TO DO:
Narrow the data below down to the lines containing "reader".
____________
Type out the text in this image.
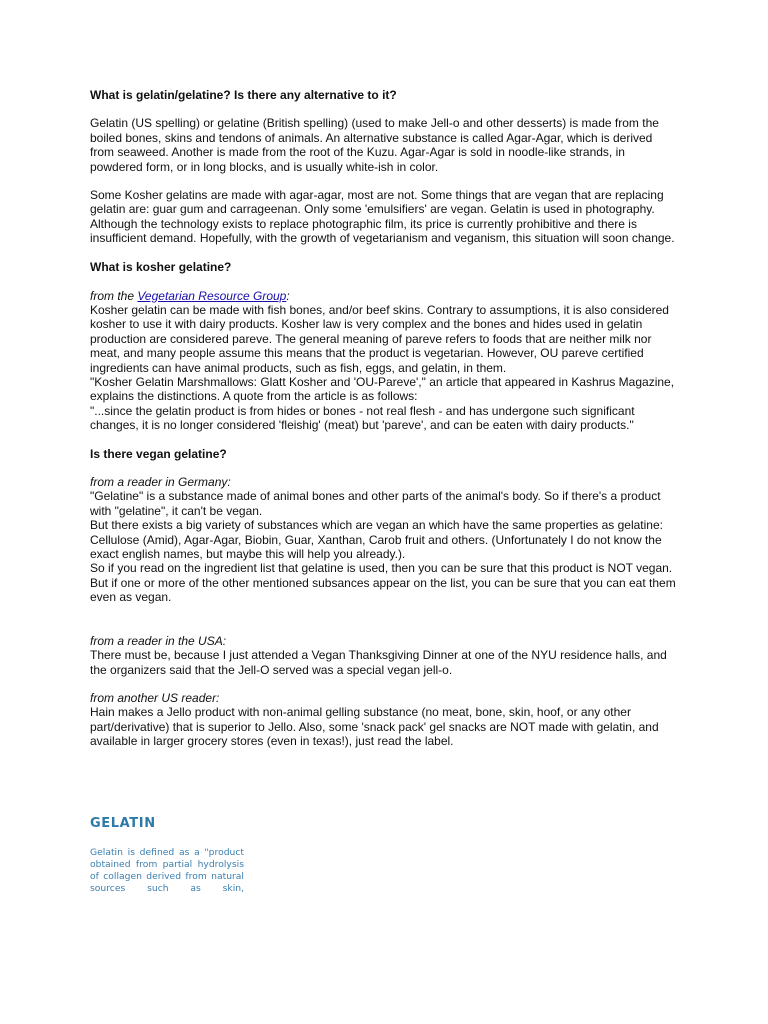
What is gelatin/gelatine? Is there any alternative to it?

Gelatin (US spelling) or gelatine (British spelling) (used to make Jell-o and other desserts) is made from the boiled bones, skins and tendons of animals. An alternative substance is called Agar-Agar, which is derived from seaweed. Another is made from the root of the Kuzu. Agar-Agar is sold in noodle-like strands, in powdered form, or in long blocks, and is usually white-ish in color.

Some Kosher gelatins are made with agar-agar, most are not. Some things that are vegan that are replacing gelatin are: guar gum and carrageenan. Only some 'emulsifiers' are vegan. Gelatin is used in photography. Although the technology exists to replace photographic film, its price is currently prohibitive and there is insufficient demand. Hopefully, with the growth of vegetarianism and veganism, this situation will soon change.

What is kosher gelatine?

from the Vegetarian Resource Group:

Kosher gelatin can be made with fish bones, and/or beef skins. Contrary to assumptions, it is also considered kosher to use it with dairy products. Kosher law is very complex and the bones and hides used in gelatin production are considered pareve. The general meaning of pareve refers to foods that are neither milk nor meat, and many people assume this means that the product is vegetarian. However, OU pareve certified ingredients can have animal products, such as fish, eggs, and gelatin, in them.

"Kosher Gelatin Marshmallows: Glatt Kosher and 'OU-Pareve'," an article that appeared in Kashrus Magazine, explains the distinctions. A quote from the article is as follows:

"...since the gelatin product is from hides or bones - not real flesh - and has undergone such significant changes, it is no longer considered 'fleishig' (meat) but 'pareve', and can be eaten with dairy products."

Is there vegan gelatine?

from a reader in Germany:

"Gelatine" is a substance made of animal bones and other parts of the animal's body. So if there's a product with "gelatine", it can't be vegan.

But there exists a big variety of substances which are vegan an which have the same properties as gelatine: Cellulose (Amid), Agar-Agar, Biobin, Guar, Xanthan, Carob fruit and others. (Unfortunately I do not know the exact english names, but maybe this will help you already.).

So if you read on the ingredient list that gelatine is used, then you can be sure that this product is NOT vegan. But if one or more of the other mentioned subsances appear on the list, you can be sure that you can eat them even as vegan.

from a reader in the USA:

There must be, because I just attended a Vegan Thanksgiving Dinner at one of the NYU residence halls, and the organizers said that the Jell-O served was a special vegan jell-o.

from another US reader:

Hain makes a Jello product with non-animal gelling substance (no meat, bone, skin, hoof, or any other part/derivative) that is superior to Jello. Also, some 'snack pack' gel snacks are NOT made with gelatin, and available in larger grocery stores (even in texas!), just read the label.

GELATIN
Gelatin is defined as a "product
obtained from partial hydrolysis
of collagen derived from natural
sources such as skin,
____________
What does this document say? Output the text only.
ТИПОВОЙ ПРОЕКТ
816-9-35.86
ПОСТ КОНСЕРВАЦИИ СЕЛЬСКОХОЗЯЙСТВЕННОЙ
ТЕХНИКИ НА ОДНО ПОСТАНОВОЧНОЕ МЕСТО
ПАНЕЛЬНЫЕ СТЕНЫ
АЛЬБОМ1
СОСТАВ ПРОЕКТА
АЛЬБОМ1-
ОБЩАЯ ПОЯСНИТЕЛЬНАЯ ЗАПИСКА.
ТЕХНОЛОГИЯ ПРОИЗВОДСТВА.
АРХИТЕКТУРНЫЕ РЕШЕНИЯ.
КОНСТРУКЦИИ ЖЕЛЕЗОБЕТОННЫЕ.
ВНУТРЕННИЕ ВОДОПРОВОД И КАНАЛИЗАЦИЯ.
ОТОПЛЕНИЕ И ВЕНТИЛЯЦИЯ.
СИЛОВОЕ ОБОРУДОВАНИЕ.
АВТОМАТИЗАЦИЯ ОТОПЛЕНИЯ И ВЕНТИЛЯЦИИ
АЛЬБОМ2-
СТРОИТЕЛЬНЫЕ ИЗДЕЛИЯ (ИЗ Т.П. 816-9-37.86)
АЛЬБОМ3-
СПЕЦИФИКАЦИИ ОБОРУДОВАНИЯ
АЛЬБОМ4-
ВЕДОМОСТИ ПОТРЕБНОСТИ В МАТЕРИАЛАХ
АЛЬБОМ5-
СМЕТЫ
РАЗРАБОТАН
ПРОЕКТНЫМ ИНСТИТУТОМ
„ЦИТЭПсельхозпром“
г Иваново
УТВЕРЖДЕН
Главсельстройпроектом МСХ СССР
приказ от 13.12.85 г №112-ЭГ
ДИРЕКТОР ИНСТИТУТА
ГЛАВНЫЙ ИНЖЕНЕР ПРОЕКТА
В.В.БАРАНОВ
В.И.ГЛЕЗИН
____________
RESPONSE:
from a reader in Germany:
from a reader in the USA:
from another US reader:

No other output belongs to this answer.